--- Begin Supplied records ---

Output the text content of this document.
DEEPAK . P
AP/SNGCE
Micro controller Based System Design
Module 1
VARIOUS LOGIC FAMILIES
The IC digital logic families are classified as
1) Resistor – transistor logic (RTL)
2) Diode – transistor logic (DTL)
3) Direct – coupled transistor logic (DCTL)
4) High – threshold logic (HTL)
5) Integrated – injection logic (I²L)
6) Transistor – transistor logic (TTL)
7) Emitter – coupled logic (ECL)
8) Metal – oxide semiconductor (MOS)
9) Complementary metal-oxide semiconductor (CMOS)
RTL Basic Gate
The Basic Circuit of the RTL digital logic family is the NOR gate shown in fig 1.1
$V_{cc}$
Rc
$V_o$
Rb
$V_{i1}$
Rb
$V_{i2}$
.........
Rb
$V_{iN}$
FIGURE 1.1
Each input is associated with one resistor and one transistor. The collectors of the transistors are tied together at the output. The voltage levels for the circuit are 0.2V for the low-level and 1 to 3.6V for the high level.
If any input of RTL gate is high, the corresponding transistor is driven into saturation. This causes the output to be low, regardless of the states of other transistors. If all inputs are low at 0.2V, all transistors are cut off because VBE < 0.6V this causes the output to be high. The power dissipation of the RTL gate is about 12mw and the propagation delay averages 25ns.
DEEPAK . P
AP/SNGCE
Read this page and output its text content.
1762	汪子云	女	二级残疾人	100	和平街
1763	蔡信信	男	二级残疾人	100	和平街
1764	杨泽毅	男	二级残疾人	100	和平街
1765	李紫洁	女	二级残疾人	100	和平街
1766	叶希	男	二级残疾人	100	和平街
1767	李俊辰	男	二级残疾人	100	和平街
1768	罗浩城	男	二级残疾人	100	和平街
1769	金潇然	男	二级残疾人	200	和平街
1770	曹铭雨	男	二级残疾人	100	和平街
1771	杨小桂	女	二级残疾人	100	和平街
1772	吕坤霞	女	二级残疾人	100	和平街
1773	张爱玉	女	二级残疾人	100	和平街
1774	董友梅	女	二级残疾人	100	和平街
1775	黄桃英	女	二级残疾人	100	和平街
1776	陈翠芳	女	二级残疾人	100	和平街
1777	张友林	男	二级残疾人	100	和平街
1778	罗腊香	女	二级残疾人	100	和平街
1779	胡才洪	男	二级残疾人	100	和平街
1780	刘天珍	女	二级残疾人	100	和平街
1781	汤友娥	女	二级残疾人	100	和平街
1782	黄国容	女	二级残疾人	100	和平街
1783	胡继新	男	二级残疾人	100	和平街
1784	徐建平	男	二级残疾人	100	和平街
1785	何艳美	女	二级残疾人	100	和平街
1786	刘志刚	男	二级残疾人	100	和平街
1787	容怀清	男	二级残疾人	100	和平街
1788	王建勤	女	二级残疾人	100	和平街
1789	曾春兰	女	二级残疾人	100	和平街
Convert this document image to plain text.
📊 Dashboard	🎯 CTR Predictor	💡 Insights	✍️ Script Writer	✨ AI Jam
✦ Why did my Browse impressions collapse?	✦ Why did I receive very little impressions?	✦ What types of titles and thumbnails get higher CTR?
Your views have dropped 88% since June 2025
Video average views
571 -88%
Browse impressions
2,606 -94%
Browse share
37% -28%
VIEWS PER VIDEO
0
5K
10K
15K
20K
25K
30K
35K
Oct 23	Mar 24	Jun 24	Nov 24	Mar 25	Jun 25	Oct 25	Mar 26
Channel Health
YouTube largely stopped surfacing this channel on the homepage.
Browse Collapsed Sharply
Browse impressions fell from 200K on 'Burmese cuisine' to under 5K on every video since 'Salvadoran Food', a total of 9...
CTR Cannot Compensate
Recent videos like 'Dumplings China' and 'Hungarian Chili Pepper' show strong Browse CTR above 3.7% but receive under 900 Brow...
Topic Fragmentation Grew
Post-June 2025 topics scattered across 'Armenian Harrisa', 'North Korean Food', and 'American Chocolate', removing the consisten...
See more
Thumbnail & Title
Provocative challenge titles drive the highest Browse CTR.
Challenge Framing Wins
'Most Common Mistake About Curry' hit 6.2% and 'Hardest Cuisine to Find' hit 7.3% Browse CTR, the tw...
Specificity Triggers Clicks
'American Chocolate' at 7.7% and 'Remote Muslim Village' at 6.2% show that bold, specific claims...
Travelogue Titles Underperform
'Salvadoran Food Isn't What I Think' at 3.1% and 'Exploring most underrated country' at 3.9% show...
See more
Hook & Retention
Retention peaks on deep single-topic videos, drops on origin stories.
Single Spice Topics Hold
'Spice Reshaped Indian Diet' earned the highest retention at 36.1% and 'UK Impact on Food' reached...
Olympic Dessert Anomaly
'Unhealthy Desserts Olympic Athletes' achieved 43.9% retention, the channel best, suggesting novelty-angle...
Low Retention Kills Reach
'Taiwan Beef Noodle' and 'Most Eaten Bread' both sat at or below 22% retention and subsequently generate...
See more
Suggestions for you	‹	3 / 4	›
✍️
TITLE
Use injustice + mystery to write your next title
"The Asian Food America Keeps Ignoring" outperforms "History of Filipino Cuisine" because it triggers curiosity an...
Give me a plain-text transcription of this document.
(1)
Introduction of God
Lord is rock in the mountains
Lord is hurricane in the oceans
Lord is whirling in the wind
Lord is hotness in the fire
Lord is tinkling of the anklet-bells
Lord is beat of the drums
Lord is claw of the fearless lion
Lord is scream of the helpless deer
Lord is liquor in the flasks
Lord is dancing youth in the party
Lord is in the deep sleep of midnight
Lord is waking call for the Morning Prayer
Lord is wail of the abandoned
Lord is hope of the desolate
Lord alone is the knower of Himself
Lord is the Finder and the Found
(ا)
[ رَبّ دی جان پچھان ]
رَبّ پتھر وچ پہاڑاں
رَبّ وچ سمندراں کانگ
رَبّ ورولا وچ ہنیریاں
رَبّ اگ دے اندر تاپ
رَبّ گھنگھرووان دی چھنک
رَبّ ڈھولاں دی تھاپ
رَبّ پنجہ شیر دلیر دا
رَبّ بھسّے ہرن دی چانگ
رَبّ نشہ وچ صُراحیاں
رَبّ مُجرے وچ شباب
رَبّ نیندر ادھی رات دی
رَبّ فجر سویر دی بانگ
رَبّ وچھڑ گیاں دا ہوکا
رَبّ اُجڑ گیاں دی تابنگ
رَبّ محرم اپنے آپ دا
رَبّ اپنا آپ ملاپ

--- End Supplied records ---

- _What to work on_: Return each line that includes "impressions".

- _Exercise result_:
✦ Why did my Browse impressions collapse?	✦ Why did I receive very little impressions?	✦ What types of titles and thumbnails get higher CTR?
Browse impressions
Browse impressions fell from 200K on 'Burmese cuisine' to under 5K on every video since 'Salvadoran Food', a total of 9...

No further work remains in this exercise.